* Given exercise:
Copy, from the entries below, each line where the word "channel" can be found.

[start of Material provided]

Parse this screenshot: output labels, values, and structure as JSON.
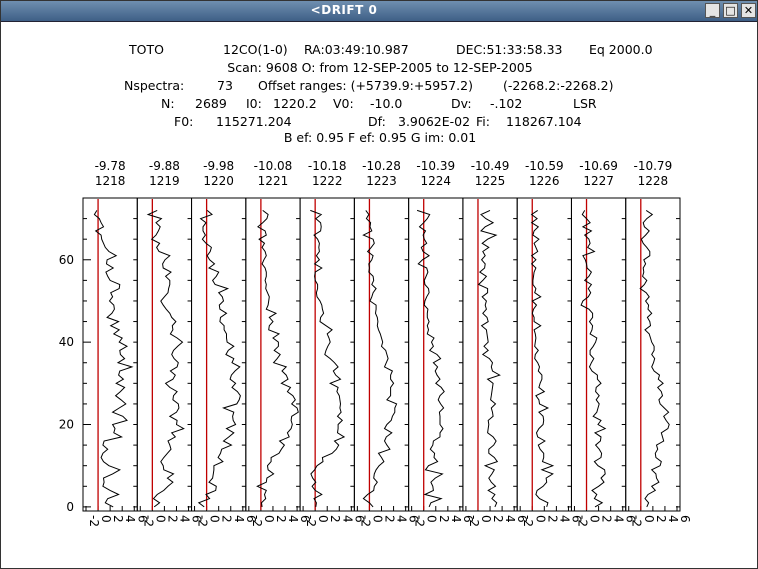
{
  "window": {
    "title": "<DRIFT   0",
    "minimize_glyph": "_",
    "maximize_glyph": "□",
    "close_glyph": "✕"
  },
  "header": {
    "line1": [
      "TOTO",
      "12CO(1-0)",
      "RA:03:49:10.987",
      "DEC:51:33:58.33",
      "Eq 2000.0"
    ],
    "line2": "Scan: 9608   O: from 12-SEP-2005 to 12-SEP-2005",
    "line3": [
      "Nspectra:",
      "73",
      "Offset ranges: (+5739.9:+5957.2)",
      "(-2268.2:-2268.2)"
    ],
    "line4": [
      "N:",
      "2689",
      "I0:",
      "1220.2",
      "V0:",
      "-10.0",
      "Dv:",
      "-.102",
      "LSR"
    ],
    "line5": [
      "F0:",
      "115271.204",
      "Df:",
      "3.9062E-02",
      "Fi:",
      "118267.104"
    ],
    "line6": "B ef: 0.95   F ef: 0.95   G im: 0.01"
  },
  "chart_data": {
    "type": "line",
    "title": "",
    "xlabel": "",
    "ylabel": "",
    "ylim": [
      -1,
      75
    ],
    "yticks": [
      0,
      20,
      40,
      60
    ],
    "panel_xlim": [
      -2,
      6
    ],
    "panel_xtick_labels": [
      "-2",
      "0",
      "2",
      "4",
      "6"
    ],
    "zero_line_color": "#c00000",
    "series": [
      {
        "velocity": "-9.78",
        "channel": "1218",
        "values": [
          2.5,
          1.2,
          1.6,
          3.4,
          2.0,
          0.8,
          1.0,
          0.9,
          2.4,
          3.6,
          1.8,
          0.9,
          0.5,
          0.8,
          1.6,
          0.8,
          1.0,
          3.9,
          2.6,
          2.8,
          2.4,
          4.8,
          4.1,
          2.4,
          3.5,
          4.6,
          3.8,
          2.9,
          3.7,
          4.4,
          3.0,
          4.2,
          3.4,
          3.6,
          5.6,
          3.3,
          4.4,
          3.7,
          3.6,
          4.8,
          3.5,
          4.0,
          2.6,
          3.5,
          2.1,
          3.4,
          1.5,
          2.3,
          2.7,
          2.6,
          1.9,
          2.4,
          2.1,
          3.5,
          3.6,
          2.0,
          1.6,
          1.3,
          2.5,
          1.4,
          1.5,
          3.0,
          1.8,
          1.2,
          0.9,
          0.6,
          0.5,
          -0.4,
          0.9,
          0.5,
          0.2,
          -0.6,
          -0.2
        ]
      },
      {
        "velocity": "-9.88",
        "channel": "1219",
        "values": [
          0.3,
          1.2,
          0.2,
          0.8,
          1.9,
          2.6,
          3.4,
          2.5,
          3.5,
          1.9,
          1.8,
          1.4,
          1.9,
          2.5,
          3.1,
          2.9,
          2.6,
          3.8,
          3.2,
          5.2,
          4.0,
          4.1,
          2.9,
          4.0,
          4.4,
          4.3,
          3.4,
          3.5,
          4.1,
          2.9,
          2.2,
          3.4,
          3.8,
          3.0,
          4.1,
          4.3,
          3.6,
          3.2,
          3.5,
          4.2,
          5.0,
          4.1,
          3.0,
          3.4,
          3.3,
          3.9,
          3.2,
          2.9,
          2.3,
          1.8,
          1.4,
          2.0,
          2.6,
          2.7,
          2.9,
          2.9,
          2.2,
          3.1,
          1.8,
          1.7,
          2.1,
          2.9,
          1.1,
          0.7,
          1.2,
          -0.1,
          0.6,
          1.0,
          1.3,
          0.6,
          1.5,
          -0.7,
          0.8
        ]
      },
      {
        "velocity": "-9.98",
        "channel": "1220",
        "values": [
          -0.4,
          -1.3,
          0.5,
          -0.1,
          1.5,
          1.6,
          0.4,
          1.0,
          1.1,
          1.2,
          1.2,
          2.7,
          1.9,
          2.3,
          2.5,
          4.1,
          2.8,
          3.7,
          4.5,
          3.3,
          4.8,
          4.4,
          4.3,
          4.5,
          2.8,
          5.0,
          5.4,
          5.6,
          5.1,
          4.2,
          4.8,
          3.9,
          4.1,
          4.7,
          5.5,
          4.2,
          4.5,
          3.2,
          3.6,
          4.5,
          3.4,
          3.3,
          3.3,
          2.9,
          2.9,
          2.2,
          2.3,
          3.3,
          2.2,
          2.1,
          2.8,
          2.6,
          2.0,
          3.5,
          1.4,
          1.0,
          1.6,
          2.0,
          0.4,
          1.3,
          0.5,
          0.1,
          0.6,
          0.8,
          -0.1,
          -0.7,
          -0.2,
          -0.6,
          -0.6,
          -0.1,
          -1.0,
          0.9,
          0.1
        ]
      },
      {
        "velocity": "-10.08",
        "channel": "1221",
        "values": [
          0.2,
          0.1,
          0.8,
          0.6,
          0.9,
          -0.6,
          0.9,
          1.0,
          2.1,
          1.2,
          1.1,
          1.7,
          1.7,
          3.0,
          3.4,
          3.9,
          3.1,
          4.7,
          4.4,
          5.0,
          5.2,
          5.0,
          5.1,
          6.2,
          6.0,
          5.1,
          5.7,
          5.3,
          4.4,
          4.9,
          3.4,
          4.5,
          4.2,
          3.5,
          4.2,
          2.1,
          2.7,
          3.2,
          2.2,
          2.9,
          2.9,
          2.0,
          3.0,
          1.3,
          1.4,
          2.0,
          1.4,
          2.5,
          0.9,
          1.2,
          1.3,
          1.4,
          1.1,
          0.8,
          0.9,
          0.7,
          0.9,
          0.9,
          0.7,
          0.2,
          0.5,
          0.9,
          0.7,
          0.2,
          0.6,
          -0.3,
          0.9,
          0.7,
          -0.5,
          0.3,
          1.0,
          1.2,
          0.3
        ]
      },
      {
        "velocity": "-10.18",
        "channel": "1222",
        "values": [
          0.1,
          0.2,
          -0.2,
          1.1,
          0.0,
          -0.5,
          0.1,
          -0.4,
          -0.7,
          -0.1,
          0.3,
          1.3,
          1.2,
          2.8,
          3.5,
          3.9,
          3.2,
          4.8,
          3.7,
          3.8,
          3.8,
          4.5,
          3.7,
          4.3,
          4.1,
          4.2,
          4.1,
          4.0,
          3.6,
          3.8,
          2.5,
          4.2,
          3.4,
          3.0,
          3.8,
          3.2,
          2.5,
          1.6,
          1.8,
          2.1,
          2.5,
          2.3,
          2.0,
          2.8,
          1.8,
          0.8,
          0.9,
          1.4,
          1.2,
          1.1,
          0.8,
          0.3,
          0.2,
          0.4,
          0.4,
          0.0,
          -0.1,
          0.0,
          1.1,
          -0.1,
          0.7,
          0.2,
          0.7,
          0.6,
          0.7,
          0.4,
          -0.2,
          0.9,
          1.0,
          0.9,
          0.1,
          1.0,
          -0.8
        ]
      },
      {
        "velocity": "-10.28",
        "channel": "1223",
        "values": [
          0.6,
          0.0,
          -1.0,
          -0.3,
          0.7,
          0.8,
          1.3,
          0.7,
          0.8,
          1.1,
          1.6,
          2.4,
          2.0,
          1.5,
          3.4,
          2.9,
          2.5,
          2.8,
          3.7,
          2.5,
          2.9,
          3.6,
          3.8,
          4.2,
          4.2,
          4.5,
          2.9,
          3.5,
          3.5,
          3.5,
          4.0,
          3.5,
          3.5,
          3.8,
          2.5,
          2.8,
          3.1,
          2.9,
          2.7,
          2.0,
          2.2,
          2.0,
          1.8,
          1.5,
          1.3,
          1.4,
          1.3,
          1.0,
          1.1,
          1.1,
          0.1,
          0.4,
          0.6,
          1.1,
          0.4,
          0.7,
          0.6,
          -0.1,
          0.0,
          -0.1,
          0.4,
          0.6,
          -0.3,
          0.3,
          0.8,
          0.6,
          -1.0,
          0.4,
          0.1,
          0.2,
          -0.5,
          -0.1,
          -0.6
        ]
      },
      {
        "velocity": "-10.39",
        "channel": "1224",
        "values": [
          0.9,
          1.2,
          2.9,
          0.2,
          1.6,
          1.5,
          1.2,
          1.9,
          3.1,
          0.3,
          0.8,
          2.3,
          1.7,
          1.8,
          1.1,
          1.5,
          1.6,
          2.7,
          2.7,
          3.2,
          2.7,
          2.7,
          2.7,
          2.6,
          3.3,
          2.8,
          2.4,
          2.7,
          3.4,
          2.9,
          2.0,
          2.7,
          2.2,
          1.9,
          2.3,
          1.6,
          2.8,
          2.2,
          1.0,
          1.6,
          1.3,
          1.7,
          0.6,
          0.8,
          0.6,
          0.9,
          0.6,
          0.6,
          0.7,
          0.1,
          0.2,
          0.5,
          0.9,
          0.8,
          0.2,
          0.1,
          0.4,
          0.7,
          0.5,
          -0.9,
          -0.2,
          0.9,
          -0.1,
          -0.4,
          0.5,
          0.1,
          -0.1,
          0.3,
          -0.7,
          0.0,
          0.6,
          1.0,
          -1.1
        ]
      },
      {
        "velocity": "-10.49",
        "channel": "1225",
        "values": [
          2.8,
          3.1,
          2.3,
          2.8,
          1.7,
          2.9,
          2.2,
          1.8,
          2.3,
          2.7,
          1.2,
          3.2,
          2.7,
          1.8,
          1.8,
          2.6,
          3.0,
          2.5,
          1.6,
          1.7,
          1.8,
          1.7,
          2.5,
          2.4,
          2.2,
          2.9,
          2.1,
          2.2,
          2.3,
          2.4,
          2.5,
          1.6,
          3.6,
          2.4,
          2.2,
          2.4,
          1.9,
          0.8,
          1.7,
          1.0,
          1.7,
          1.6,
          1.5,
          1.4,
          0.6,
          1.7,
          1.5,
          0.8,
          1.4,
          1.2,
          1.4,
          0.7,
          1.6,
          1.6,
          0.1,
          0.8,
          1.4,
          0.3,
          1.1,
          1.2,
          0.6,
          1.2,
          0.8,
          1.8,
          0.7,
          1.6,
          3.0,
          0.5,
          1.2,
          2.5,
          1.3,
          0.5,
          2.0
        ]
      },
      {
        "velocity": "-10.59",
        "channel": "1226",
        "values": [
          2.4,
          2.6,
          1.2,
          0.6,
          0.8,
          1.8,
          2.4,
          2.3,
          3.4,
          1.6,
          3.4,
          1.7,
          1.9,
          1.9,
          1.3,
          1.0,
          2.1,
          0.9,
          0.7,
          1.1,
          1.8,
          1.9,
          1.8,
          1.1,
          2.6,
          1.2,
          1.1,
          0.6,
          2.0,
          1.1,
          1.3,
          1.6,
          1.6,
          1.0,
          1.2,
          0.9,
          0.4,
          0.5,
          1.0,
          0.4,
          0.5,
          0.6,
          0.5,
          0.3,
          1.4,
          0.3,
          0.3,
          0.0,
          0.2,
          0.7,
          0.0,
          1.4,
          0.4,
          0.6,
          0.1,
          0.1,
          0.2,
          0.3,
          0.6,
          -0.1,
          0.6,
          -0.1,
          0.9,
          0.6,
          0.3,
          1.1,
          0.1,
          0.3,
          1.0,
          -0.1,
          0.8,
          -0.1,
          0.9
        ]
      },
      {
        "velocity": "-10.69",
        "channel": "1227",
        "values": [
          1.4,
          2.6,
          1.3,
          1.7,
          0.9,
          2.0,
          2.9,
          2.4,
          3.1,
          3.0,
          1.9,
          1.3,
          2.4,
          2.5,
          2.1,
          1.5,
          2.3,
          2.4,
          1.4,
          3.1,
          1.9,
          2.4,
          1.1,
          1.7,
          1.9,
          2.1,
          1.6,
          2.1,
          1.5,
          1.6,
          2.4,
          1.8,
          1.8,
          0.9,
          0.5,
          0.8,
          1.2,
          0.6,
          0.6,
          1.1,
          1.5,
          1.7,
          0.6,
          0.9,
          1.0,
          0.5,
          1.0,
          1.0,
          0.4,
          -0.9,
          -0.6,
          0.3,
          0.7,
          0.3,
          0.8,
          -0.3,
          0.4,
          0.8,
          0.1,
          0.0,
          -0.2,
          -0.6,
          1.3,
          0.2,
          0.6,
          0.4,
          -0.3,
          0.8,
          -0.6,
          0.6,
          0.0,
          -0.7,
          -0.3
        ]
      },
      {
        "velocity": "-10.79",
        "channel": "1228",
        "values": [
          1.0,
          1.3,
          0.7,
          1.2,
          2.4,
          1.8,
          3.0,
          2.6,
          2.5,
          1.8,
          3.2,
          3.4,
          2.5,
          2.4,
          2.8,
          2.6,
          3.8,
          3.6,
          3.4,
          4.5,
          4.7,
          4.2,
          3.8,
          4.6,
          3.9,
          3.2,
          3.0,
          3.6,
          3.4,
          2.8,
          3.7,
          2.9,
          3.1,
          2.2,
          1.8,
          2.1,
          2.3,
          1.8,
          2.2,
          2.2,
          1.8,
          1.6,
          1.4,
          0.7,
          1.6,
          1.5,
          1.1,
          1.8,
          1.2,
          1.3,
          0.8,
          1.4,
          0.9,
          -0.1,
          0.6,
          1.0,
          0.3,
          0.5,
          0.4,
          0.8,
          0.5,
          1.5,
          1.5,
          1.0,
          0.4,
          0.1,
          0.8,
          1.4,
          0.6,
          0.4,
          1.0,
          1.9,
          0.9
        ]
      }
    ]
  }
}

[end of Material provided]
[start of Material provided]

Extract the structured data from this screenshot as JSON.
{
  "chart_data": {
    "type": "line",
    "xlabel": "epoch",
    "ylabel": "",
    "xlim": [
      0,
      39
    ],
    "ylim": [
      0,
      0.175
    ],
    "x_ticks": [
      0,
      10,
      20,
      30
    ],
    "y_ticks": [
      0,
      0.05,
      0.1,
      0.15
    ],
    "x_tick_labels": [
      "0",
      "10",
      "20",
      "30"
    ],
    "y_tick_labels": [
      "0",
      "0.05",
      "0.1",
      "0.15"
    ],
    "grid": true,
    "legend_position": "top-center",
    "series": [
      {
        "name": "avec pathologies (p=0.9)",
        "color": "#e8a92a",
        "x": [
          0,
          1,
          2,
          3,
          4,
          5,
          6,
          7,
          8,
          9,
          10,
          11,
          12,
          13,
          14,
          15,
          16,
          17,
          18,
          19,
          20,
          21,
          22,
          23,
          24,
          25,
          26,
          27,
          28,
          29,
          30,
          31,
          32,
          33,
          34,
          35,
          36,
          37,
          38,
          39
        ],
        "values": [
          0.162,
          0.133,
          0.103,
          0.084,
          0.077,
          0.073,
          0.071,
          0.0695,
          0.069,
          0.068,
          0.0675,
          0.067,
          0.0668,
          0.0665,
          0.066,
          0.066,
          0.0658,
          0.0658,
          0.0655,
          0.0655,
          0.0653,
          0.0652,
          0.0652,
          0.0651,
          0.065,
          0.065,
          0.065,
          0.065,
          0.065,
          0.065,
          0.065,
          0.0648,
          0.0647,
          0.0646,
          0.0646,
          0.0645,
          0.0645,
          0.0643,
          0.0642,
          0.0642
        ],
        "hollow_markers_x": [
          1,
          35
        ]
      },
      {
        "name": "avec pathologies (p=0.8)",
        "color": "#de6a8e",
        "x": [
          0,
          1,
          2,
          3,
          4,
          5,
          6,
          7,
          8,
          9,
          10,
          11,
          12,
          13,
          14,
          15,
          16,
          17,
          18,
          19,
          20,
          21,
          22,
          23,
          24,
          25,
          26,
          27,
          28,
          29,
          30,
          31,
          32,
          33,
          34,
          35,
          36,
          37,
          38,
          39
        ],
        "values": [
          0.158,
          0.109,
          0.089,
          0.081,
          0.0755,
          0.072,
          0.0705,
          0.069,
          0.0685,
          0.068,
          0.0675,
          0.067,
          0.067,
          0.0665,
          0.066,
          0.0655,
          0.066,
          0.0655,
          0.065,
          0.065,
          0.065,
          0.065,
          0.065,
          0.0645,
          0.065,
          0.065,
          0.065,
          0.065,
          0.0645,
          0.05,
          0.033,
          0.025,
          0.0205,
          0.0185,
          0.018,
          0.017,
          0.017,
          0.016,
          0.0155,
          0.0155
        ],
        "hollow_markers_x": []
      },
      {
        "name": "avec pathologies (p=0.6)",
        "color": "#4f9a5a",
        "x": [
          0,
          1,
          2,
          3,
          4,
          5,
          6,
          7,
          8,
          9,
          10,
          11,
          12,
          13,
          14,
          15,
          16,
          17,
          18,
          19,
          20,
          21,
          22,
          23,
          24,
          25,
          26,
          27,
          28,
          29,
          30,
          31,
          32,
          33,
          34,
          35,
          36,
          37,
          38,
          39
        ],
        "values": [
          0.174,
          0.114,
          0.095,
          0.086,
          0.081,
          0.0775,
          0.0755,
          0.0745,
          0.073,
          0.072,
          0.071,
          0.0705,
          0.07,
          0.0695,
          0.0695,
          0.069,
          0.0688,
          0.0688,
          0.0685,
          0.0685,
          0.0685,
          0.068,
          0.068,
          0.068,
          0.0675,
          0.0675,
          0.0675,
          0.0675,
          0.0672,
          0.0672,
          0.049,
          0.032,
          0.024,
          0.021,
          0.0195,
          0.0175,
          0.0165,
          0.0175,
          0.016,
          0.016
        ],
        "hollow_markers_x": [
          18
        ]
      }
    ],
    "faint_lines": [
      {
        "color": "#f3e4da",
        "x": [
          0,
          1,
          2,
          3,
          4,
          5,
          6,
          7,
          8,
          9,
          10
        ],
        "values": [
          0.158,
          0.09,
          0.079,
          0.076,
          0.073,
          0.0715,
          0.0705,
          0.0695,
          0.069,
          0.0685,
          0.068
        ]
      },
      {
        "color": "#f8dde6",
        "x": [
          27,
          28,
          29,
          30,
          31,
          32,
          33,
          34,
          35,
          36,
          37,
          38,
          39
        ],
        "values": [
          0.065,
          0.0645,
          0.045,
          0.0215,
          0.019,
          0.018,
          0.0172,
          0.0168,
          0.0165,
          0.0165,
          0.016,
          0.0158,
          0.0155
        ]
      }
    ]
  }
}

[end of Material provided]
[start of Material provided]

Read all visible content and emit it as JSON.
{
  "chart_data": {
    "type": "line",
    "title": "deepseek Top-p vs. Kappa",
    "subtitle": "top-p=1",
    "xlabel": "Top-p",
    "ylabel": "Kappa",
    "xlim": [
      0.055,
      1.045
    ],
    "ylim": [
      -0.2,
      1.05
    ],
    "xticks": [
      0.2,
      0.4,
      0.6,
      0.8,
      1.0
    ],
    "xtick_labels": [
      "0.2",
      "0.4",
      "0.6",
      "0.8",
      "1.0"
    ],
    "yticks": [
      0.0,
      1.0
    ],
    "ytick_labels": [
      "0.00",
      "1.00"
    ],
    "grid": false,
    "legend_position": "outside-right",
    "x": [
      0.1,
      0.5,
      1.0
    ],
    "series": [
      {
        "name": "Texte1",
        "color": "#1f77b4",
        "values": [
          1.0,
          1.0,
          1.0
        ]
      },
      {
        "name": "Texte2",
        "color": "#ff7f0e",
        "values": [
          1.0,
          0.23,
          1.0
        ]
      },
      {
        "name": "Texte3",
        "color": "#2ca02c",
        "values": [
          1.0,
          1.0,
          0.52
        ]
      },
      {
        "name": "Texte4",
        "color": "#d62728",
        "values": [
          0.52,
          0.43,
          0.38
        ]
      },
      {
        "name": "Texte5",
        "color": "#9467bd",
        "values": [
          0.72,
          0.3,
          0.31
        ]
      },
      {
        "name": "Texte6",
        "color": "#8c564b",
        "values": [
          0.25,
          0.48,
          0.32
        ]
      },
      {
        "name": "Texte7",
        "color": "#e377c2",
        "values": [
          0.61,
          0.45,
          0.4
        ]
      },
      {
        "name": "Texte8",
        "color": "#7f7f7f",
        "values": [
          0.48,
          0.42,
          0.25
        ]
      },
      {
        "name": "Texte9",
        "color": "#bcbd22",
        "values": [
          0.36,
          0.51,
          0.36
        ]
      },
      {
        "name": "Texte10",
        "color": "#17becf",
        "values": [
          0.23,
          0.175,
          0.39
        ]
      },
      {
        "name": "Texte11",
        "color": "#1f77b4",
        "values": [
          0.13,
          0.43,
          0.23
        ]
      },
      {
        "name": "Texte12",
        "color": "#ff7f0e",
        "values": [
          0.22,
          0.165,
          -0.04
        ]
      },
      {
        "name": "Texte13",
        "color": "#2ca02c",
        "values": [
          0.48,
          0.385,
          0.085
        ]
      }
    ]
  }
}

[end of Material provided]

* Result:
        "channel": "1218",
        "channel": "1219",
        "channel": "1220",
        "channel": "1221",
        "channel": "1222",
        "channel": "1223",
        "channel": "1224",
        "channel": "1225",
        "channel": "1226",
        "channel": "1227",
        "channel": "1228",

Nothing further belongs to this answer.